### THE PROBLEM
Within the listing below, count the lines that include "Estate" and give the count alone.

### EXTRACTED INFORMATION

* * * * *

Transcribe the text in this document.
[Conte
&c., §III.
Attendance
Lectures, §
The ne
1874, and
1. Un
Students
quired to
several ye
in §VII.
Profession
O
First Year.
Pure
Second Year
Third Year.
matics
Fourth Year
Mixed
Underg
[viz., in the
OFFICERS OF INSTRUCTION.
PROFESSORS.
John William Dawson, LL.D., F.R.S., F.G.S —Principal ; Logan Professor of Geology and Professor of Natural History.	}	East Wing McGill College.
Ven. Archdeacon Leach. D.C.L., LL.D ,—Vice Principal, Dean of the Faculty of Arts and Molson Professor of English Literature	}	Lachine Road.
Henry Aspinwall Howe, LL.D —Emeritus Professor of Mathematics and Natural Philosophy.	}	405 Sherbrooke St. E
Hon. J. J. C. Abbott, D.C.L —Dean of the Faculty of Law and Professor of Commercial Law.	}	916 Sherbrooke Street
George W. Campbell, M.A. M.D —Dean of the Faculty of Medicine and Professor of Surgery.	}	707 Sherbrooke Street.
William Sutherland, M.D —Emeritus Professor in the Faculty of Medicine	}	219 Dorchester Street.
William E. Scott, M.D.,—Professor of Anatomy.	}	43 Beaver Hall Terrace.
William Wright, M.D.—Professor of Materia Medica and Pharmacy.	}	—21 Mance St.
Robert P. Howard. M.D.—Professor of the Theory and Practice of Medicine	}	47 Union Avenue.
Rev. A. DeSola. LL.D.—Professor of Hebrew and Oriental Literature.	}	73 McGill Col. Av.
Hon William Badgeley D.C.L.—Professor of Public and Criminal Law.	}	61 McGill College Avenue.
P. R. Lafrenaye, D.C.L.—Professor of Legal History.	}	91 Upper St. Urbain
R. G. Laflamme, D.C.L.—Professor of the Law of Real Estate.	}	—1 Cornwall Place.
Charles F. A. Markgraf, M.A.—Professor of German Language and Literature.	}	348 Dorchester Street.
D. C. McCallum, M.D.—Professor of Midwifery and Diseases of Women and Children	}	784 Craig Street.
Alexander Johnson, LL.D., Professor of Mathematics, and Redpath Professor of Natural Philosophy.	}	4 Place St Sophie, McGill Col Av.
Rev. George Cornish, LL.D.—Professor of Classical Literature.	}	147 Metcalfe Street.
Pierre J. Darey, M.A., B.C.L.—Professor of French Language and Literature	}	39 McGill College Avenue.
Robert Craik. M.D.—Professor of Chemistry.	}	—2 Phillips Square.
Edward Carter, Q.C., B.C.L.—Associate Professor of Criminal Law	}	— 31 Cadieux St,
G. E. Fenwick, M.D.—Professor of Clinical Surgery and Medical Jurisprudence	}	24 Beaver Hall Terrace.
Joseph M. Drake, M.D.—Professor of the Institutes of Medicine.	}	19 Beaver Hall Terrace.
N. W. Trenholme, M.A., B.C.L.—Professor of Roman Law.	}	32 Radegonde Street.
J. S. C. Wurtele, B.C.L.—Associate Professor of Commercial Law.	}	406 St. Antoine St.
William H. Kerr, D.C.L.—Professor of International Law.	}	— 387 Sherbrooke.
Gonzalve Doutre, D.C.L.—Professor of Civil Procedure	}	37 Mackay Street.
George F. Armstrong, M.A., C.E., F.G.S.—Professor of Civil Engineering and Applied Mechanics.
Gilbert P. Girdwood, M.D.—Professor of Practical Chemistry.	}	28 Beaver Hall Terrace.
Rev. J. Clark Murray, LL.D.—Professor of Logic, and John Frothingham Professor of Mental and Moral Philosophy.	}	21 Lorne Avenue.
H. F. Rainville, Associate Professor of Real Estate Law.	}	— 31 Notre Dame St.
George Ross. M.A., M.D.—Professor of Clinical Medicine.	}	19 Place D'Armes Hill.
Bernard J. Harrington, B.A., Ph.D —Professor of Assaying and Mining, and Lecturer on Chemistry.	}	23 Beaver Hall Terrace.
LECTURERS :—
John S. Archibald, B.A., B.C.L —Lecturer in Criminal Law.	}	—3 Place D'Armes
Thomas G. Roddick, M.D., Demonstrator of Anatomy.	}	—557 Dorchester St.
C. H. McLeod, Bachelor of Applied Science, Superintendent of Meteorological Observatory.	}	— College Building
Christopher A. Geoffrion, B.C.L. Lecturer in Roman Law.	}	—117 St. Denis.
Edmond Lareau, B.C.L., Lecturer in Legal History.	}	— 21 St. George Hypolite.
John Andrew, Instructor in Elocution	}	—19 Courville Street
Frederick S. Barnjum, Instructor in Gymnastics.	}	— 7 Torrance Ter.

* * * * *

### SOLVED EXERCISE
2